— INSTRUCTION —
Pull out each line of the data that includes the word "this".

— DATASET CONTENT —
--------------------------------------------------

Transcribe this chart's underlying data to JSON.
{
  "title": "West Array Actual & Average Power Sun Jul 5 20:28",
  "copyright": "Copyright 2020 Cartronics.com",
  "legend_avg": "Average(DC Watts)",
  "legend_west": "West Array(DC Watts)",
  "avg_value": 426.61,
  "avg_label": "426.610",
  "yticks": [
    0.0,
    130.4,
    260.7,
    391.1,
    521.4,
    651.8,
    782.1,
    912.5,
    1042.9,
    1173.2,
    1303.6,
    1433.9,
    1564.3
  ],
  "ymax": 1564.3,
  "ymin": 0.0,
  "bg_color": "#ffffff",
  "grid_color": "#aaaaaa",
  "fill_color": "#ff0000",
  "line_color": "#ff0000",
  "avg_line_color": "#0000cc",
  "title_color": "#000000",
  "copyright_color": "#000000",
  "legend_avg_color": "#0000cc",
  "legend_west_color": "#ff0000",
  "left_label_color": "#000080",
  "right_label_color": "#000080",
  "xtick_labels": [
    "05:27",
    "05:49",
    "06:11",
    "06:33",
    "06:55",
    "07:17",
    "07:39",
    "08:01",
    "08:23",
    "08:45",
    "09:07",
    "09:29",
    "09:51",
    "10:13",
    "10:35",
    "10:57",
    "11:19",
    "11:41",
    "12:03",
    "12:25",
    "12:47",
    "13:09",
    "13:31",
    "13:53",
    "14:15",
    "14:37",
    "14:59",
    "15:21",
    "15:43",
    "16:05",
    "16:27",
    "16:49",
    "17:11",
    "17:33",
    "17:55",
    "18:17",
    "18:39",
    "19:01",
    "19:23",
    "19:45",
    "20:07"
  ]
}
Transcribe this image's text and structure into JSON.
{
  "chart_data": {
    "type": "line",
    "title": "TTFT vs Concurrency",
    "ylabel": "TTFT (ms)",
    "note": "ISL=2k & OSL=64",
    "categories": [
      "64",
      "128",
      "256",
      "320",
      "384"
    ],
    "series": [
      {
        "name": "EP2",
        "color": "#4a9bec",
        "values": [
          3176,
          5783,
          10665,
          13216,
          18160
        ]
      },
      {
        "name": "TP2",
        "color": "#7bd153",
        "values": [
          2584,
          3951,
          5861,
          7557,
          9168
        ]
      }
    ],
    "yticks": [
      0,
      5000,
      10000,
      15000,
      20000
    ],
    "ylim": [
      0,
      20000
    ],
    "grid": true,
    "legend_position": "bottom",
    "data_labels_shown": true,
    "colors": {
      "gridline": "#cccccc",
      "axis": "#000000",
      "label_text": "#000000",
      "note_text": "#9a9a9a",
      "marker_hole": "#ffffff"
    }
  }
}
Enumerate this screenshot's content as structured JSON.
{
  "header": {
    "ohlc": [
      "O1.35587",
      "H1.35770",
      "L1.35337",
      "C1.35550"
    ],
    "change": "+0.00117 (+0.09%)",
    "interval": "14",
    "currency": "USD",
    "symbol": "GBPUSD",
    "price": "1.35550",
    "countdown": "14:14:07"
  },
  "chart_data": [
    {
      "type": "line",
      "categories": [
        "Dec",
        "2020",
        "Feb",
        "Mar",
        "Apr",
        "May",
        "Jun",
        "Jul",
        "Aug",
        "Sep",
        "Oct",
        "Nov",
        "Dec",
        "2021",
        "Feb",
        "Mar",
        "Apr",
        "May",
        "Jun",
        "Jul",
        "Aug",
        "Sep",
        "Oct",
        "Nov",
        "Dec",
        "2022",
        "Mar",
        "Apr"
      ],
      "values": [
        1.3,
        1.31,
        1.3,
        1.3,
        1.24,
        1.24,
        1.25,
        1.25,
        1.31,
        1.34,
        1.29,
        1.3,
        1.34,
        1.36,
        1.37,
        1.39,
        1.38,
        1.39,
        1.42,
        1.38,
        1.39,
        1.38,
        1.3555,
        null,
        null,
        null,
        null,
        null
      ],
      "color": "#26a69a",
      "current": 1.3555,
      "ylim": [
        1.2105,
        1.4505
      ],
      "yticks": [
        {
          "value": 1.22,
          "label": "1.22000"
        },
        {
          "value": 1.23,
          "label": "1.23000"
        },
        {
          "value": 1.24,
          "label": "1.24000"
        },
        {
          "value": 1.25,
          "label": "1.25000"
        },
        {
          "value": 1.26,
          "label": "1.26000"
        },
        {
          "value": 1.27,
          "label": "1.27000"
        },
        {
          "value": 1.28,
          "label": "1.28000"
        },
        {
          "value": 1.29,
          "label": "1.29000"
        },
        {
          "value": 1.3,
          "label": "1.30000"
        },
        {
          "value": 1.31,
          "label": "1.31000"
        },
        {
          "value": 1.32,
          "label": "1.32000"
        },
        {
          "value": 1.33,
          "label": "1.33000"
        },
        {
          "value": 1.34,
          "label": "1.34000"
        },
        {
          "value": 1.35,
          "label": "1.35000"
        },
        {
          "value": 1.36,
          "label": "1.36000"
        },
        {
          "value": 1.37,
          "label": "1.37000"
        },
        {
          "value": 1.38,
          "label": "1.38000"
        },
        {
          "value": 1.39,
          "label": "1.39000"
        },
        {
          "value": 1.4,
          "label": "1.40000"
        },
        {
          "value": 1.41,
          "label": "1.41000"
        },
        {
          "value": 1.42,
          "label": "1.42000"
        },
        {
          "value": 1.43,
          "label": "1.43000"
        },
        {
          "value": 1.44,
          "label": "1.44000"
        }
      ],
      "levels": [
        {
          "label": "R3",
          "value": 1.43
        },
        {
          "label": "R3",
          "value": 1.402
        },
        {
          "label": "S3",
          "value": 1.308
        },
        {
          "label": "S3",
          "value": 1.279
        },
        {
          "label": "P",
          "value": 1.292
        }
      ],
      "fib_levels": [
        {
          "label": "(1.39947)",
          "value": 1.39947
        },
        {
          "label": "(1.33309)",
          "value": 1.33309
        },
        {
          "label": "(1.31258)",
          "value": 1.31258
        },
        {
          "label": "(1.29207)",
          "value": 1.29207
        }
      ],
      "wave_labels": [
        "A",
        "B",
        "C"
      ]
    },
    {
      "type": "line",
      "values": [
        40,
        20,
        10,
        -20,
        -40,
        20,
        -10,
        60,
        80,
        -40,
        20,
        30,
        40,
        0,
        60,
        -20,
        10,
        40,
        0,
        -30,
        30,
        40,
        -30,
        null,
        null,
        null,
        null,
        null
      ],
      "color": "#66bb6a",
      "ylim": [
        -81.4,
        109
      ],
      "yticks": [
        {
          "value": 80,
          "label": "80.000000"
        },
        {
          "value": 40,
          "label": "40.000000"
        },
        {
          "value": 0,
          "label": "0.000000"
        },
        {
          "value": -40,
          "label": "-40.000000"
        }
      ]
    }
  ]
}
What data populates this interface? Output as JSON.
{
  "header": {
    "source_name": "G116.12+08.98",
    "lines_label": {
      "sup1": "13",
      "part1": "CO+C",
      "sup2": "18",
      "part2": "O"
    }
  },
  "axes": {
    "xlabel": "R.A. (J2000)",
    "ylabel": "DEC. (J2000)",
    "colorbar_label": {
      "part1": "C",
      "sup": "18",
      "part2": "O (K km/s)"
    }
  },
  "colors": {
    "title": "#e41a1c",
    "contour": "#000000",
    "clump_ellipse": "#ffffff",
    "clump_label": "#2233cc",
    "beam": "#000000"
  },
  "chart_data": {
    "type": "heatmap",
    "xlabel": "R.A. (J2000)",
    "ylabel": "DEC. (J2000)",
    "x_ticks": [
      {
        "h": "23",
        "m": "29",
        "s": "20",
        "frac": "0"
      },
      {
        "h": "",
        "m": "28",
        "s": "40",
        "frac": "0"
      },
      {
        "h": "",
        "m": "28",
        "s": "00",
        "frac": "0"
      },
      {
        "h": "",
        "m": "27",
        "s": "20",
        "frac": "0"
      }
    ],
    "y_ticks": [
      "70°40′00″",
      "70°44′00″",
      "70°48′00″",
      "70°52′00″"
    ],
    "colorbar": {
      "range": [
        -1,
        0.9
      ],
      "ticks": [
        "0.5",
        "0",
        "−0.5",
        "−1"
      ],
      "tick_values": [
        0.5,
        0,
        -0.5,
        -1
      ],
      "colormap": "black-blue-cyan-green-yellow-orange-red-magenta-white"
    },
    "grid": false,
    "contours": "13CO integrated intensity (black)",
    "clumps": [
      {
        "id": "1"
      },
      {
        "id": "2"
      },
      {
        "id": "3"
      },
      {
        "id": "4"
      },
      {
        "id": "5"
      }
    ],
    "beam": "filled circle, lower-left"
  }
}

--------------------------------------------------

— FINISHED TASK —
Transcribe this chart's underlying data to JSON.
Transcribe this image's text and structure into JSON.
Enumerate this screenshot's content as structured JSON.
What data populates this interface? Output as JSON.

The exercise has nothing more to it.